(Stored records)

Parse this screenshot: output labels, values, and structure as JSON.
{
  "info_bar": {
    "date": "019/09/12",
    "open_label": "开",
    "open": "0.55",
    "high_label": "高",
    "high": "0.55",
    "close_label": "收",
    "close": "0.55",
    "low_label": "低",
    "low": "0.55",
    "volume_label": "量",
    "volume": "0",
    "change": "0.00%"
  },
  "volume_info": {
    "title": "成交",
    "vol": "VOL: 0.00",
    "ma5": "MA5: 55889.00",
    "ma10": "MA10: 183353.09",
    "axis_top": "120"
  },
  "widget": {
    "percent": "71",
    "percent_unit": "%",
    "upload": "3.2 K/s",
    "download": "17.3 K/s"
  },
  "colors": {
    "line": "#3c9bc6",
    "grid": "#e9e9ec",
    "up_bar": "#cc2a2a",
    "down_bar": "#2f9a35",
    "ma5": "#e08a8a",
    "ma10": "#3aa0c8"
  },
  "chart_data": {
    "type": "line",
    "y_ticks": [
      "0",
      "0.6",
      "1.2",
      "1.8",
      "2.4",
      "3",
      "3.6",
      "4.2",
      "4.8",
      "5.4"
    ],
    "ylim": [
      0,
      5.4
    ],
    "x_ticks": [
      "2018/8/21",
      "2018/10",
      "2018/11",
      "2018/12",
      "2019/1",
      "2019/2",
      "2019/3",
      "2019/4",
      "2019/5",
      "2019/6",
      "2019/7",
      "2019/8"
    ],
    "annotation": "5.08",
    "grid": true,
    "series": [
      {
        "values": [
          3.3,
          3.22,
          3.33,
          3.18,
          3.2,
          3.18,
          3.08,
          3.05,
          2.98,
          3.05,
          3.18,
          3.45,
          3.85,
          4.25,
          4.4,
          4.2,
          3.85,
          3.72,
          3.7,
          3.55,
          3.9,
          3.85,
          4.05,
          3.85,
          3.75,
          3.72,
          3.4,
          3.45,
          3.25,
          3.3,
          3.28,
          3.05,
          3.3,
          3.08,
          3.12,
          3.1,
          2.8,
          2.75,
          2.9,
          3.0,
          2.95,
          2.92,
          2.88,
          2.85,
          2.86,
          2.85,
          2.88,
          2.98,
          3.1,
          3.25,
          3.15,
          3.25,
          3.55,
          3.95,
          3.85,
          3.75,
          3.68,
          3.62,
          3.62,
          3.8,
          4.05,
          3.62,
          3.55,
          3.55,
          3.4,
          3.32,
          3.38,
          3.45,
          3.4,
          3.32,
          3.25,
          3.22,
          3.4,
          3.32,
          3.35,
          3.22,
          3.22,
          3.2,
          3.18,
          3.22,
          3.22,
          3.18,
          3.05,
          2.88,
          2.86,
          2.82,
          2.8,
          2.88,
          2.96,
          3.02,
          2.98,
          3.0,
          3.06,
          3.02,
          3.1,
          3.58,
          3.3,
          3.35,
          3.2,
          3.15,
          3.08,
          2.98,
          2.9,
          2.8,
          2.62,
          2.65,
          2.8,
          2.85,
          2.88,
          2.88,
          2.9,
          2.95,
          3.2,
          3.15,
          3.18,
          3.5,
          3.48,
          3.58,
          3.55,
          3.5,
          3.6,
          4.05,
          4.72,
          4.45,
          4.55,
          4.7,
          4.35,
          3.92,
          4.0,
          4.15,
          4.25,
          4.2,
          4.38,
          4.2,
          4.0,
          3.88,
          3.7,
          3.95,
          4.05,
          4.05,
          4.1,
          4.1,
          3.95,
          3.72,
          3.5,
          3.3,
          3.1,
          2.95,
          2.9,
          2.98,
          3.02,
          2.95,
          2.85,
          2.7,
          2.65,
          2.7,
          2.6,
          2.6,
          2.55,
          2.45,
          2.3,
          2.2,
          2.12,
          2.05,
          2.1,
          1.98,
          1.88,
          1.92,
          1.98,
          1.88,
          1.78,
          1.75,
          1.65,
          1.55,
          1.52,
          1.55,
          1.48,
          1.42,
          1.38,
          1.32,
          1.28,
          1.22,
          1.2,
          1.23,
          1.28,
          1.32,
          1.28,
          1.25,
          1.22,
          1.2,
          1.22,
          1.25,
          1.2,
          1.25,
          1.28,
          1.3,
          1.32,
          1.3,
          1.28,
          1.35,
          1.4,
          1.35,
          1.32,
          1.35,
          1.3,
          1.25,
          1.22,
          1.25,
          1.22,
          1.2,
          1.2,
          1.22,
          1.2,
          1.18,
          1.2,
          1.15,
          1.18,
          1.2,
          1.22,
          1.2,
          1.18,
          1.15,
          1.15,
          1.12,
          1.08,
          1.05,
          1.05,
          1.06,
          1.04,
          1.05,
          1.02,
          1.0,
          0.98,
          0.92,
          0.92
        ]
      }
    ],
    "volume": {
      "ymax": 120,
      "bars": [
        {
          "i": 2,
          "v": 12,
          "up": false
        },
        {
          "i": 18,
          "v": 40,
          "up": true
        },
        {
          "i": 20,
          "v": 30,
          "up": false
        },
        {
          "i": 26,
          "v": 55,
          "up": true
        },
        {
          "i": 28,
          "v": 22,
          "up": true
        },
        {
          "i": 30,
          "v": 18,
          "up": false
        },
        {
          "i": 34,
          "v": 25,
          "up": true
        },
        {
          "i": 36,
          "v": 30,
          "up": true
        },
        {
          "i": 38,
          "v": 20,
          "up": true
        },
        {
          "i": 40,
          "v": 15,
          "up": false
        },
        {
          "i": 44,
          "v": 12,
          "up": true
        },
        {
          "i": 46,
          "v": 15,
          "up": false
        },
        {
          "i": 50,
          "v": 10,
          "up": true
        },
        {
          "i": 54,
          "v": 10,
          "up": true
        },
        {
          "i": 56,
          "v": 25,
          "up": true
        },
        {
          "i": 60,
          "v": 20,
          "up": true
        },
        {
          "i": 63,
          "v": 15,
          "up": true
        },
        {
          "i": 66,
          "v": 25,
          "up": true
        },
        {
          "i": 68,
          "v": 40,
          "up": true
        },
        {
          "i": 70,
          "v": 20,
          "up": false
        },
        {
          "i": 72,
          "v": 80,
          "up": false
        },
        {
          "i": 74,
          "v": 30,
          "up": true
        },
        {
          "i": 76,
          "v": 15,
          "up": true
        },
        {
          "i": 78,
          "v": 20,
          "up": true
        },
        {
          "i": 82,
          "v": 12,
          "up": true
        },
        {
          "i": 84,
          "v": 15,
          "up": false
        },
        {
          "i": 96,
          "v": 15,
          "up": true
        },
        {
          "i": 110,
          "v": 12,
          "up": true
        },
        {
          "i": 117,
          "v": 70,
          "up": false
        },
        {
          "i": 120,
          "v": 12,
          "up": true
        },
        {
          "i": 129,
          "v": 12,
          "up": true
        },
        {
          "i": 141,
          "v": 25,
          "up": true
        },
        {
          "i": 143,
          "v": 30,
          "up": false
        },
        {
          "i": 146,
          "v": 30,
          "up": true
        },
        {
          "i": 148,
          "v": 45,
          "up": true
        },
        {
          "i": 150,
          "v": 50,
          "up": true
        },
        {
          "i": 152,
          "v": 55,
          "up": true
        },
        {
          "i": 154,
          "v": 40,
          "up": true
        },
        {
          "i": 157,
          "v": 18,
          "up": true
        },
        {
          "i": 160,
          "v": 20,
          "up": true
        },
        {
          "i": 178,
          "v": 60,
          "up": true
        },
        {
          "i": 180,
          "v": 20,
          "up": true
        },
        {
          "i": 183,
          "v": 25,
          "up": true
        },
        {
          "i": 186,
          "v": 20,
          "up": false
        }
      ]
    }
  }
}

> [Exercise instructions] Repeat all of the records above exactly as written.

> [Answer to the exercise]
Parse this screenshot: output labels, values, and structure as JSON.
{
  "info_bar": {
    "date": "019/09/12",
    "open_label": "开",
    "open": "0.55",
    "high_label": "高",
    "high": "0.55",
    "close_label": "收",
    "close": "0.55",
    "low_label": "低",
    "low": "0.55",
    "volume_label": "量",
    "volume": "0",
    "change": "0.00%"
  },
  "volume_info": {
    "title": "成交",
    "vol": "VOL: 0.00",
    "ma5": "MA5: 55889.00",
    "ma10": "MA10: 183353.09",
    "axis_top": "120"
  },
  "widget": {
    "percent": "71",
    "percent_unit": "%",
    "upload": "3.2 K/s",
    "download": "17.3 K/s"
  },
  "colors": {
    "line": "#3c9bc6",
    "grid": "#e9e9ec",
    "up_bar": "#cc2a2a",
    "down_bar": "#2f9a35",
    "ma5": "#e08a8a",
    "ma10": "#3aa0c8"
  },
  "chart_data": {
    "type": "line",
    "y_ticks": [
      "0",
      "0.6",
      "1.2",
      "1.8",
      "2.4",
      "3",
      "3.6",
      "4.2",
      "4.8",
      "5.4"
    ],
    "ylim": [
      0,
      5.4
    ],
    "x_ticks": [
      "2018/8/21",
      "2018/10",
      "2018/11",
      "2018/12",
      "2019/1",
      "2019/2",
      "2019/3",
      "2019/4",
      "2019/5",
      "2019/6",
      "2019/7",
      "2019/8"
    ],
    "annotation": "5.08",
    "grid": true,
    "series": [
      {
        "values": [
          3.3,
          3.22,
          3.33,
          3.18,
          3.2,
          3.18,
          3.08,
          3.05,
          2.98,
          3.05,
          3.18,
          3.45,
          3.85,
          4.25,
          4.4,
          4.2,
          3.85,
          3.72,
          3.7,
          3.55,
          3.9,
          3.85,
          4.05,
          3.85,
          3.75,
          3.72,
          3.4,
          3.45,
          3.25,
          3.3,
          3.28,
          3.05,
          3.3,
          3.08,
          3.12,
          3.1,
          2.8,
          2.75,
          2.9,
          3.0,
          2.95,
          2.92,
          2.88,
          2.85,
          2.86,
          2.85,
          2.88,
          2.98,
          3.1,
          3.25,
          3.15,
          3.25,
          3.55,
          3.95,
          3.85,
          3.75,
          3.68,
          3.62,
          3.62,
          3.8,
          4.05,
          3.62,
          3.55,
          3.55,
          3.4,
          3.32,
          3.38,
          3.45,
          3.4,
          3.32,
          3.25,
          3.22,
          3.4,
          3.32,
          3.35,
          3.22,
          3.22,
          3.2,
          3.18,
          3.22,
          3.22,
          3.18,
          3.05,
          2.88,
          2.86,
          2.82,
          2.8,
          2.88,
          2.96,
          3.02,
          2.98,
          3.0,
          3.06,
          3.02,
          3.1,
          3.58,
          3.3,
          3.35,
          3.2,
          3.15,
          3.08,
          2.98,
          2.9,
          2.8,
          2.62,
          2.65,
          2.8,
          2.85,
          2.88,
          2.88,
          2.9,
          2.95,
          3.2,
          3.15,
          3.18,
          3.5,
          3.48,
          3.58,
          3.55,
          3.5,
          3.6,
          4.05,
          4.72,
          4.45,
          4.55,
          4.7,
          4.35,
          3.92,
          4.0,
          4.15,
          4.25,
          4.2,
          4.38,
          4.2,
          4.0,
          3.88,
          3.7,
          3.95,
          4.05,
          4.05,
          4.1,
          4.1,
          3.95,
          3.72,
          3.5,
          3.3,
          3.1,
          2.95,
          2.9,
          2.98,
          3.02,
          2.95,
          2.85,
          2.7,
          2.65,
          2.7,
          2.6,
          2.6,
          2.55,
          2.45,
          2.3,
          2.2,
          2.12,
          2.05,
          2.1,
          1.98,
          1.88,
          1.92,
          1.98,
          1.88,
          1.78,
          1.75,
          1.65,
          1.55,
          1.52,
          1.55,
          1.48,
          1.42,
          1.38,
          1.32,
          1.28,
          1.22,
          1.2,
          1.23,
          1.28,
          1.32,
          1.28,
          1.25,
          1.22,
          1.2,
          1.22,
          1.25,
          1.2,
          1.25,
          1.28,
          1.3,
          1.32,
          1.3,
          1.28,
          1.35,
          1.4,
          1.35,
          1.32,
          1.35,
          1.3,
          1.25,
          1.22,
          1.25,
          1.22,
          1.2,
          1.2,
          1.22,
          1.2,
          1.18,
          1.2,
          1.15,
          1.18,
          1.2,
          1.22,
          1.2,
          1.18,
          1.15,
          1.15,
          1.12,
          1.08,
          1.05,
          1.05,
          1.06,
          1.04,
          1.05,
          1.02,
          1.0,
          0.98,
          0.92,
          0.92
        ]
      }
    ],
    "volume": {
      "ymax": 120,
      "bars": [
        {
          "i": 2,
          "v": 12,
          "up": false
        },
        {
          "i": 18,
          "v": 40,
          "up": true
        },
        {
          "i": 20,
          "v": 30,
          "up": false
        },
        {
          "i": 26,
          "v": 55,
          "up": true
        },
        {
          "i": 28,
          "v": 22,
          "up": true
        },
        {
          "i": 30,
          "v": 18,
          "up": false
        },
        {
          "i": 34,
          "v": 25,
          "up": true
        },
        {
          "i": 36,
          "v": 30,
          "up": true
        },
        {
          "i": 38,
          "v": 20,
          "up": true
        },
        {
          "i": 40,
          "v": 15,
          "up": false
        },
        {
          "i": 44,
          "v": 12,
          "up": true
        },
        {
          "i": 46,
          "v": 15,
          "up": false
        },
        {
          "i": 50,
          "v": 10,
          "up": true
        },
        {
          "i": 54,
          "v": 10,
          "up": true
        },
        {
          "i": 56,
          "v": 25,
          "up": true
        },
        {
          "i": 60,
          "v": 20,
          "up": true
        },
        {
          "i": 63,
          "v": 15,
          "up": true
        },
        {
          "i": 66,
          "v": 25,
          "up": true
        },
        {
          "i": 68,
          "v": 40,
          "up": true
        },
        {
          "i": 70,
          "v": 20,
          "up": false
        },
        {
          "i": 72,
          "v": 80,
          "up": false
        },
        {
          "i": 74,
          "v": 30,
          "up": true
        },
        {
          "i": 76,
          "v": 15,
          "up": true
        },
        {
          "i": 78,
          "v": 20,
          "up": true
        },
        {
          "i": 82,
          "v": 12,
          "up": true
        },
        {
          "i": 84,
          "v": 15,
          "up": false
        },
        {
          "i": 96,
          "v": 15,
          "up": true
        },
        {
          "i": 110,
          "v": 12,
          "up": true
        },
        {
          "i": 117,
          "v": 70,
          "up": false
        },
        {
          "i": 120,
          "v": 12,
          "up": true
        },
        {
          "i": 129,
          "v": 12,
          "up": true
        },
        {
          "i": 141,
          "v": 25,
          "up": true
        },
        {
          "i": 143,
          "v": 30,
          "up": false
        },
        {
          "i": 146,
          "v": 30,
          "up": true
        },
        {
          "i": 148,
          "v": 45,
          "up": true
        },
        {
          "i": 150,
          "v": 50,
          "up": true
        },
        {
          "i": 152,
          "v": 55,
          "up": true
        },
        {
          "i": 154,
          "v": 40,
          "up": true
        },
        {
          "i": 157,
          "v": 18,
          "up": true
        },
        {
          "i": 160,
          "v": 20,
          "up": true
        },
        {
          "i": 178,
          "v": 60,
          "up": true
        },
        {
          "i": 180,
          "v": 20,
          "up": true
        },
        {
          "i": 183,
          "v": 25,
          "up": true
        },
        {
          "i": 186,
          "v": 20,
          "up": false
        }
      ]
    }
  }
}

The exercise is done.